_Given exercise:_ Copy every line of the material below word for word, but leave out the pictures.

Extracted data entries
★ ★ ★ ★

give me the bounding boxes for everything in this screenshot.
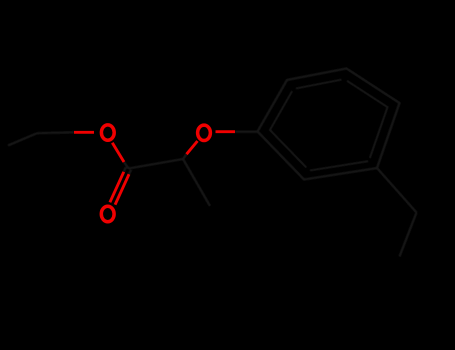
benzene ring outer hexagon C1-C2-C3-C4-C5-C6	[258, 69, 400, 180]
ring inner line C6-C1	[270, 130, 307, 168]
bond C(alpha)-O3 dark half	[183, 154, 187, 159]
double bond C=O2 line 1 red part	[110, 172, 124, 203]
bond CH2-O1 dark half	[37, 131, 74, 134]
bond CH2-CH3 substituent tail	[400, 213, 417, 257]
bond O1-C(carbonyl) dark tip	[124, 162, 129, 169]
double bond C=O2 line 1 dark tip	[124, 167, 126, 172]
bond C5-CH2 ring substituent	[377, 168, 417, 213]
bond C(alpha)-O3 red half	[187, 141, 198, 154]
ring inner line C5-C6	[310, 161, 368, 170]
ring inner line C2-C3	[296, 80, 342, 89]
ring inner line C4-C5	[370, 106, 388, 158]
ring inner line C1-C2	[270, 91, 293, 130]
bond O3-C1 dark half	[235, 130, 258, 132]
bond C(carbonyl)-C(alpha)	[129, 159, 184, 169]
bond CH3-CH2 (ethyl tail)	[8, 133, 37, 145]
bond O3-C1 red half	[216, 130, 236, 133]
bond C(alpha)-CH3 methyl stub	[183, 159, 210, 206]
double bond C=O2 line 2 dark tip	[129, 170, 131, 175]
atom O1 ester oxygen	[101, 125, 114, 140]
double bond C=O2 line 2 red part	[115, 174, 129, 205]
bond O1-C(carbonyl) red part	[112, 143, 124, 162]
bond CH2-O1 red half	[74, 131, 94, 134]
atom O2 carbonyl oxygen	[101, 206, 114, 221]
ring inner line C3-C4	[347, 81, 388, 108]
atom O3 ether oxygen	[198, 125, 211, 140]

★ ★ ★ ★

_Solution for this problem:_
give me the bounding boxes for everything in this screenshot.
benzene ring outer hexagon C1-C2-C3-C4-C5-C6	[258, 69, 400, 180]
ring inner line C6-C1	[270, 130, 307, 168]
bond C(alpha)-O3 dark half	[183, 154, 187, 159]
double bond C=O2 line 1 red part	[110, 172, 124, 203]
bond CH2-O1 dark half	[37, 131, 74, 134]
bond CH2-CH3 substituent tail	[400, 213, 417, 257]
bond O1-C(carbonyl) dark tip	[124, 162, 129, 169]
double bond C=O2 line 1 dark tip	[124, 167, 126, 172]
bond C5-CH2 ring substituent	[377, 168, 417, 213]
bond C(alpha)-O3 red half	[187, 141, 198, 154]
ring inner line C5-C6	[310, 161, 368, 170]
ring inner line C2-C3	[296, 80, 342, 89]
ring inner line C4-C5	[370, 106, 388, 158]
ring inner line C1-C2	[270, 91, 293, 130]
bond O3-C1 dark half	[235, 130, 258, 132]
bond C(carbonyl)-C(alpha)	[129, 159, 184, 169]
bond CH3-CH2 (ethyl tail)	[8, 133, 37, 145]
bond O3-C1 red half	[216, 130, 236, 133]
bond C(alpha)-CH3 methyl stub	[183, 159, 210, 206]
double bond C=O2 line 2 dark tip	[129, 170, 131, 175]
atom O1 ester oxygen	[101, 125, 114, 140]
double bond C=O2 line 2 red part	[115, 174, 129, 205]
bond O1-C(carbonyl) red part	[112, 143, 124, 162]
bond CH2-O1 red half	[74, 131, 94, 134]
atom O2 carbonyl oxygen	[101, 206, 114, 221]
ring inner line C3-C4	[347, 81, 388, 108]
atom O3 ether oxygen	[198, 125, 211, 140]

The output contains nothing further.